_Your goal:_ Without further comment, state how many lines in the listing below contain the word "Performance".

———

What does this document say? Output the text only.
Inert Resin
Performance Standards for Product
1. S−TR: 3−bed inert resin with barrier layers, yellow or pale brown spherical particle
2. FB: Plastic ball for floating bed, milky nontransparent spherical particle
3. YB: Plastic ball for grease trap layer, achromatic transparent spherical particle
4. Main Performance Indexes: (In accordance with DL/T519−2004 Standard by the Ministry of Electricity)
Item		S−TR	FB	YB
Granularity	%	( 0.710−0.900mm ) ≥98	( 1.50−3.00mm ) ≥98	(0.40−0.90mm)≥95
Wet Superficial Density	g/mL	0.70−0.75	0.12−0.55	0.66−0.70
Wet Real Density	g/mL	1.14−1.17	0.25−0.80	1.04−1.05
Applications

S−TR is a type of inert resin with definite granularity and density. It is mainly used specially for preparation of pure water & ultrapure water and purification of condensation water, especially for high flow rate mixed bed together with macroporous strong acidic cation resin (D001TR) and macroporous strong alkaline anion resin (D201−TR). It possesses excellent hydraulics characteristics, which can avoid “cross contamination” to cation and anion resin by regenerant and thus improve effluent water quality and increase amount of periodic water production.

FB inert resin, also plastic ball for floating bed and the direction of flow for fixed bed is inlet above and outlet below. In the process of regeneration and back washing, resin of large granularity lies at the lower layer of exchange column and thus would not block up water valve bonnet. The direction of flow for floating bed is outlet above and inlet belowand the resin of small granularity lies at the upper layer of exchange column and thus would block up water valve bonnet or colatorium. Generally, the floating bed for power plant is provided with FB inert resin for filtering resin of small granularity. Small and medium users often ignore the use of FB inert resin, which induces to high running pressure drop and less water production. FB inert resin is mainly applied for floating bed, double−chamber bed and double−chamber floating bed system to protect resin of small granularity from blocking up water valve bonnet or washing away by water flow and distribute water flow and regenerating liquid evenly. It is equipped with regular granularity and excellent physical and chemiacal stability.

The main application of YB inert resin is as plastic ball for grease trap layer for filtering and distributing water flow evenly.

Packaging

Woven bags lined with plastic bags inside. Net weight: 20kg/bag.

———

_Exercise solution:_ 2